| Apply what you read |
[A] In the conclusions on the fiber-optic pulse oximetry probe, rewrite the paragraph beginning "A novel integrated optical fibre sensor probe" as a bulleted list that keeps its main facts.
[B] Extend the pulse oximetry probe paper past its last sentence.

| Page extract |

Since the different modes of two pulse oximeters applied (reflectance/transmission mode) contributes to the SpO2 error as well, in future studies, the algorithm chosen for calculating SpO2 should be modified to reduce the error between the designed sensor and the commercial pulse oximeter.
4. Conclusions
A novel integrated optical fibre sensor probe combining a reflectance pulse oximeter with a fibre Bragg grating contact pressure sensor has been demonstrated. To maximise light delivery and collection to and from the tissue, each plastic optical fibre used in the pulse oximeter is cleaved at 45° at its distal end. All optical fibres are housed in a biocompatible epoxy patch which serves two purposes: (i) to reduce motion artefacts in the photoplethysmogram; and (ii) to transduce transverse loading into an axial strain in the FBG. Test results show that using a combination of pressure measuring FBG with a reference FBG, reliable results are possible with low hysteresis.
In vivo pulse oximetry experiments on 10 healthy volunteers demonstrated the effect of contact pressure on SpO2 monitoring. Based on the SpO2 error between a commercial pulse oximeter and the designed sensor along with two signal quality indices, the optimum pressure range for SpO2 detection was found to lie between 5 kPa and 15 kPa.
The combined probe has the potential to improve the reliability of reflectance oximeters. In particular in wearable technology the probe should find use in optimising the fitting of garments incorporating this technology. Often garments worn are tightly fitting which can limit user adherence and applying the optimum pressure without being too tight could be beneficial. The probe also has the potential to be used in loosely fitting garments where measurements are only recorded when the appropriate pressure is applied.
Supplementary Materials
The following are available online at http://www.mdpi.com/1424-8220/18/11/3632/s1: Figure S1: TDMA system time slot; Figure S2: The immunity of the POF patch to stray light interference; Figure S3: Reflected PPG signals obtained by the POF patch; Figure S4: SQIs of high, medium and low quality PPG signals; Figure S5: Temperature performance of FBG 1 and 2; Figures S6–S35: 30 groups of experiments data recorded.

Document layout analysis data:
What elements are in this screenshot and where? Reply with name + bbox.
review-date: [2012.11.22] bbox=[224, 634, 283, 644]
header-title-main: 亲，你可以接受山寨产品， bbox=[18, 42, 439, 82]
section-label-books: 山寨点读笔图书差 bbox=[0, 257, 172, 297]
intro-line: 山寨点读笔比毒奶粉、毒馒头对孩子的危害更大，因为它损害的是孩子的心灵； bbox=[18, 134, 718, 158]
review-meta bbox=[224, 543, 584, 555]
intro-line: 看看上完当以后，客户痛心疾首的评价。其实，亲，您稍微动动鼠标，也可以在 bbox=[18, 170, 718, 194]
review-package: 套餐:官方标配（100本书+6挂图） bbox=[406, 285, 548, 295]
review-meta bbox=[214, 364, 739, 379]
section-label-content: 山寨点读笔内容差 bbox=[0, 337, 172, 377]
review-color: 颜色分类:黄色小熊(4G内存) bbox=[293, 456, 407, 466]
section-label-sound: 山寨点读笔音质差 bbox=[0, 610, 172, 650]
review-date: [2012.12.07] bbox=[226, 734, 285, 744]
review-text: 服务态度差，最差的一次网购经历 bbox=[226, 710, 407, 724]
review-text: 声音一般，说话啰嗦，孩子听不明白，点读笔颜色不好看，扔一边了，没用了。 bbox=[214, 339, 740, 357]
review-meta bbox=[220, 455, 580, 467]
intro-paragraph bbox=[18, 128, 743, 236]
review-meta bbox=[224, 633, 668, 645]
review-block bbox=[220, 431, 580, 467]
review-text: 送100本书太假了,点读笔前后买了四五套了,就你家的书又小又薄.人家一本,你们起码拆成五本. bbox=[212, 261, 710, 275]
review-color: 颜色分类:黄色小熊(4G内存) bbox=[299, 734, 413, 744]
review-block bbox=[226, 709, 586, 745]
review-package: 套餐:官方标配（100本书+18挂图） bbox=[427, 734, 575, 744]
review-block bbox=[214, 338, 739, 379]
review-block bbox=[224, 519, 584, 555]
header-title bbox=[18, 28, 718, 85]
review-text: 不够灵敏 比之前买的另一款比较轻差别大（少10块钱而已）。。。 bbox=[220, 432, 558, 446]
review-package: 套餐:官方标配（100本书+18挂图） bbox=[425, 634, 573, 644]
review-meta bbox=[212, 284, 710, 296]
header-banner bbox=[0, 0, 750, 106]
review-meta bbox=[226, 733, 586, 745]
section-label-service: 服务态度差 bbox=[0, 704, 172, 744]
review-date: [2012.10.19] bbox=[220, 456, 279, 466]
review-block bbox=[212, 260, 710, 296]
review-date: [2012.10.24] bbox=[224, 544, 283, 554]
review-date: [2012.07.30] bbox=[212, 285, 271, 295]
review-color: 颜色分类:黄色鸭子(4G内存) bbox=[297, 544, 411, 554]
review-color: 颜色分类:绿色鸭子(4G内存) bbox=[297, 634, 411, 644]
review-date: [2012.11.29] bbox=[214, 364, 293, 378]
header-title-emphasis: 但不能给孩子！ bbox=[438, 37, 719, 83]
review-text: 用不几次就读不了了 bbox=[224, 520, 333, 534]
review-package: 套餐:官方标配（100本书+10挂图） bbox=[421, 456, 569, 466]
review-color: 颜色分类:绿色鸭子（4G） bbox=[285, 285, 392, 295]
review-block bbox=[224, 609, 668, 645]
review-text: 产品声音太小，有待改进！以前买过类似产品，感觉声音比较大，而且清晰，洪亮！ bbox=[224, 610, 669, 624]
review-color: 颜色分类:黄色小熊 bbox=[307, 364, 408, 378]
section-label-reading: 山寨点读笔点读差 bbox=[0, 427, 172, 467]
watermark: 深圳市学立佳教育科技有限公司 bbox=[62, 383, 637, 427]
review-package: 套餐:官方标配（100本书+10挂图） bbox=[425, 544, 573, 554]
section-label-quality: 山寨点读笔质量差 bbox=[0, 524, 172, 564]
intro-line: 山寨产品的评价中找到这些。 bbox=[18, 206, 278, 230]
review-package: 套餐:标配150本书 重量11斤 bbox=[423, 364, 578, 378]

| Outputs for the tasks |
[A]
- The demonstrated probe integrates a reflectance pulse oximeter with a fiber Bragg grating (FBG) contact pressure sensor.
- Each plastic optical fiber in the pulse oximeter is cleaved at 45° at its distal end to maximize light delivery to and collection from the tissue.
- All optical fibers sit in a biocompatible epoxy patch. The patch reduces motion artifacts in the photoplethysmogram and transduces transverse loading into axial strain in the FBG.
- Tests show that combining a pressure-measuring FBG with a reference FBG gives reliable results with low hysteresis.

[B]
Author Contributions
Conceptualization, R.C., S.P.M., S.K. and B.R.H.-G.; Methodology, C.L. and R.C.; Software, C.L. and R.C.; Validation, C.L., H.B. and R.C.; Formal Analysis, C.L. and H.B.; Investigation, C.L., S.K., B.R.H.-G. and S.P.M.; Resources, B.R.H.-G. and S.P.M.; Data curation, C.L.; Writing—Original Draft Preparation, C.L.; Writing—Review and Editing, C.L., R.C., S.K., B.R.H.-G. and S.P.M.; Visualization, C.L., R.C. and S.P.M.; Supervision, R.C., S.K., B.R.H.-G. and S.P.M.; Project administration, S.P.M.
Funding
This work was partially funded by EPSRC Impact Acceleration Award (EP/K503800/1), a Hermes Innovation award. CL was funded by a studentship from the University of Nottingham, HB was funded by a stipend from the Electronic and Computer Engineering, University of Umm Al-Qura, Al-Abdiah, Makkah, Saudi Arabia.
Ethical Statements
All subjects gave their informed consent for inclusion before they participated in the study. The study was conducted in accordance with the Declaration of Helsinki, and the protocol was approved by the Faculty of Engineering Research Ethics Committee, the University of Nottingham (ethics approved date: 15/11/2017, study revision approved date: 02/07/2018).
Conflicts of Interest
The authors declare no conflict of interest.